■ Job
Copy every entry exactly.

(Data items)
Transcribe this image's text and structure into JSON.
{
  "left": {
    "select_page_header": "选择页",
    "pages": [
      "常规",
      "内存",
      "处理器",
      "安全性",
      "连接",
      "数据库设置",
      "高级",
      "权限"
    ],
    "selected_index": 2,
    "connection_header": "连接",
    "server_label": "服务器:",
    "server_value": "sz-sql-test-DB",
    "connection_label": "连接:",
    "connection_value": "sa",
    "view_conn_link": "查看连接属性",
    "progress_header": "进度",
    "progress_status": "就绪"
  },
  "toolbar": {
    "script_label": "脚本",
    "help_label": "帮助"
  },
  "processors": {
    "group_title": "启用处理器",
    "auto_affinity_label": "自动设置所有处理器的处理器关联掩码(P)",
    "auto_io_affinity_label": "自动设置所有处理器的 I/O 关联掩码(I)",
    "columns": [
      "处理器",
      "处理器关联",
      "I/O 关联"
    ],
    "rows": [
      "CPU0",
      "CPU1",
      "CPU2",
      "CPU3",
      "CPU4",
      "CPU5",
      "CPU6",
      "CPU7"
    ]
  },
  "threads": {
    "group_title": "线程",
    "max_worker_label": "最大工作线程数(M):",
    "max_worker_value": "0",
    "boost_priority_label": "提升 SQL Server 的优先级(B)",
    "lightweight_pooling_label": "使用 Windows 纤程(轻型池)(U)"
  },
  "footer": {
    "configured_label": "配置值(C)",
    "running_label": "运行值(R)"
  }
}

■ Answer to this task
Transcribe this image's text and structure into JSON.
{
  "left": {
    "select_page_header": "选择页",
    "pages": [
      "常规",
      "内存",
      "处理器",
      "安全性",
      "连接",
      "数据库设置",
      "高级",
      "权限"
    ],
    "selected_index": 2,
    "connection_header": "连接",
    "server_label": "服务器:",
    "server_value": "sz-sql-test-DB",
    "connection_label": "连接:",
    "connection_value": "sa",
    "view_conn_link": "查看连接属性",
    "progress_header": "进度",
    "progress_status": "就绪"
  },
  "toolbar": {
    "script_label": "脚本",
    "help_label": "帮助"
  },
  "processors": {
    "group_title": "启用处理器",
    "auto_affinity_label": "自动设置所有处理器的处理器关联掩码(P)",
    "auto_io_affinity_label": "自动设置所有处理器的 I/O 关联掩码(I)",
    "columns": [
      "处理器",
      "处理器关联",
      "I/O 关联"
    ],
    "rows": [
      "CPU0",
      "CPU1",
      "CPU2",
      "CPU3",
      "CPU4",
      "CPU5",
      "CPU6",
      "CPU7"
    ]
  },
  "threads": {
    "group_title": "线程",
    "max_worker_label": "最大工作线程数(M):",
    "max_worker_value": "0",
    "boost_priority_label": "提升 SQL Server 的优先级(B)",
    "lightweight_pooling_label": "使用 Windows 纤程(轻型池)(U)"
  },
  "footer": {
    "configured_label": "配置值(C)",
    "running_label": "运行值(R)"
  }
}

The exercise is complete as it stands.